Stored data entries:
========

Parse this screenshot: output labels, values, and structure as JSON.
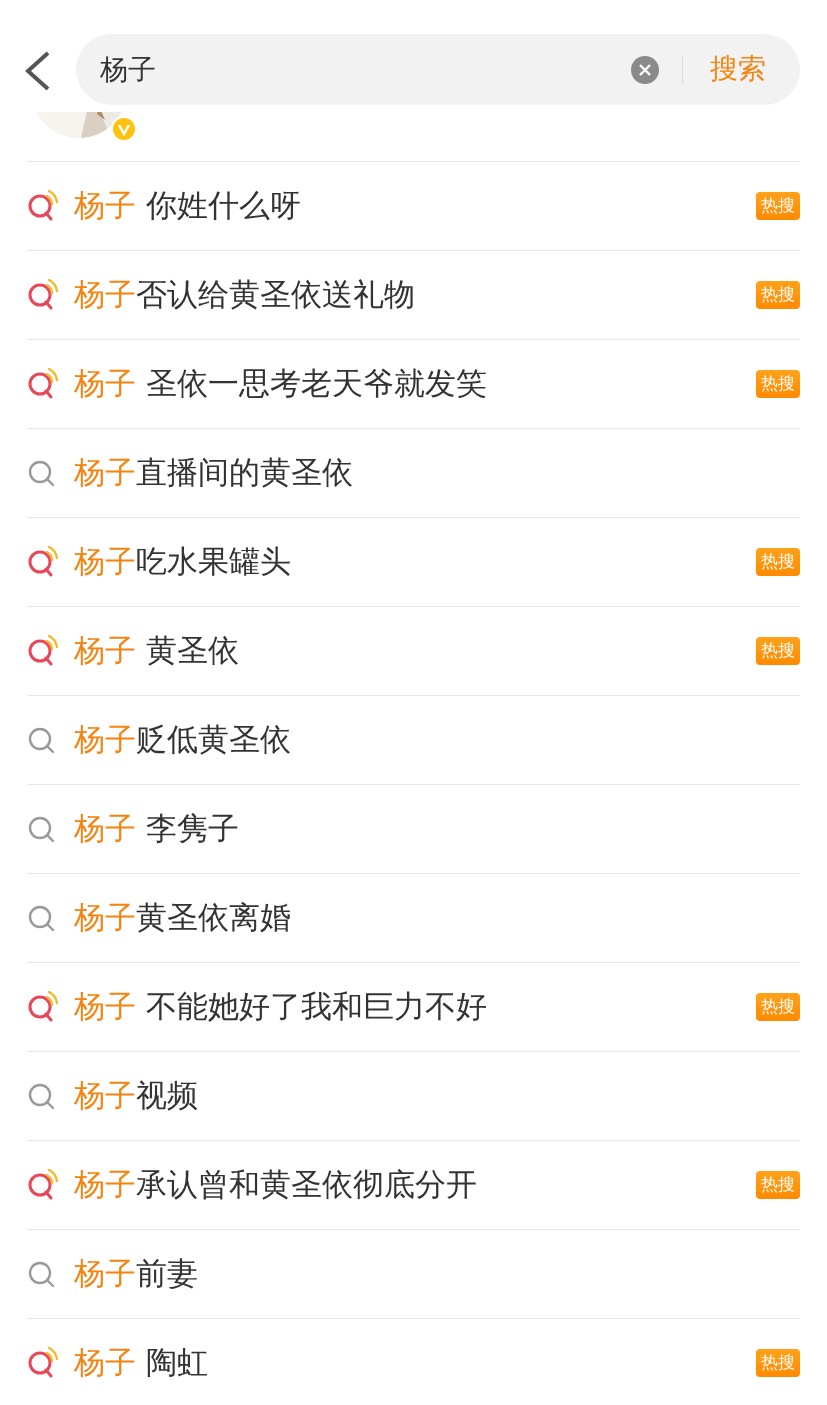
{
  "search": {
    "value": "杨子",
    "button": "搜索"
  },
  "profile": {
    "verified": true
  },
  "suggestions": [
    {
      "keyword": "杨子",
      "rest": " 你姓什么呀",
      "hot": true,
      "badge": "热搜"
    },
    {
      "keyword": "杨子",
      "rest": "否认给黄圣依送礼物",
      "hot": true,
      "badge": "热搜"
    },
    {
      "keyword": "杨子",
      "rest": " 圣依一思考老天爷就发笑",
      "hot": true,
      "badge": "热搜"
    },
    {
      "keyword": "杨子",
      "rest": "直播间的黄圣依",
      "hot": false
    },
    {
      "keyword": "杨子",
      "rest": "吃水果罐头",
      "hot": true,
      "badge": "热搜"
    },
    {
      "keyword": "杨子",
      "rest": " 黄圣依",
      "hot": true,
      "badge": "热搜"
    },
    {
      "keyword": "杨子",
      "rest": "贬低黄圣依",
      "hot": false
    },
    {
      "keyword": "杨子",
      "rest": " 李隽子",
      "hot": false
    },
    {
      "keyword": "杨子",
      "rest": "黄圣依离婚",
      "hot": false
    },
    {
      "keyword": "杨子",
      "rest": " 不能她好了我和巨力不好",
      "hot": true,
      "badge": "热搜"
    },
    {
      "keyword": "杨子",
      "rest": "视频",
      "hot": false
    },
    {
      "keyword": "杨子",
      "rest": "承认曾和黄圣依彻底分开",
      "hot": true,
      "badge": "热搜"
    },
    {
      "keyword": "杨子",
      "rest": "前妻",
      "hot": false
    },
    {
      "keyword": "杨子",
      "rest": " 陶虹",
      "hot": true,
      "badge": "热搜"
    }
  ]
}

========

■ Your instructions:
Print all of the entries word for word. Skip any images they contain.

■ Reply to the task:
Parse this screenshot: output labels, values, and structure as JSON.
{
  "search": {
    "value": "杨子",
    "button": "搜索"
  },
  "profile": {
    "verified": true
  },
  "suggestions": [
    {
      "keyword": "杨子",
      "rest": " 你姓什么呀",
      "hot": true,
      "badge": "热搜"
    },
    {
      "keyword": "杨子",
      "rest": "否认给黄圣依送礼物",
      "hot": true,
      "badge": "热搜"
    },
    {
      "keyword": "杨子",
      "rest": " 圣依一思考老天爷就发笑",
      "hot": true,
      "badge": "热搜"
    },
    {
      "keyword": "杨子",
      "rest": "直播间的黄圣依",
      "hot": false
    },
    {
      "keyword": "杨子",
      "rest": "吃水果罐头",
      "hot": true,
      "badge": "热搜"
    },
    {
      "keyword": "杨子",
      "rest": " 黄圣依",
      "hot": true,
      "badge": "热搜"
    },
    {
      "keyword": "杨子",
      "rest": "贬低黄圣依",
      "hot": false
    },
    {
      "keyword": "杨子",
      "rest": " 李隽子",
      "hot": false
    },
    {
      "keyword": "杨子",
      "rest": "黄圣依离婚",
      "hot": false
    },
    {
      "keyword": "杨子",
      "rest": " 不能她好了我和巨力不好",
      "hot": true,
      "badge": "热搜"
    },
    {
      "keyword": "杨子",
      "rest": "视频",
      "hot": false
    },
    {
      "keyword": "杨子",
      "rest": "承认曾和黄圣依彻底分开",
      "hot": true,
      "badge": "热搜"
    },
    {
      "keyword": "杨子",
      "rest": "前妻",
      "hot": false
    },
    {
      "keyword": "杨子",
      "rest": " 陶虹",
      "hot": true,
      "badge": "热搜"
    }
  ]
}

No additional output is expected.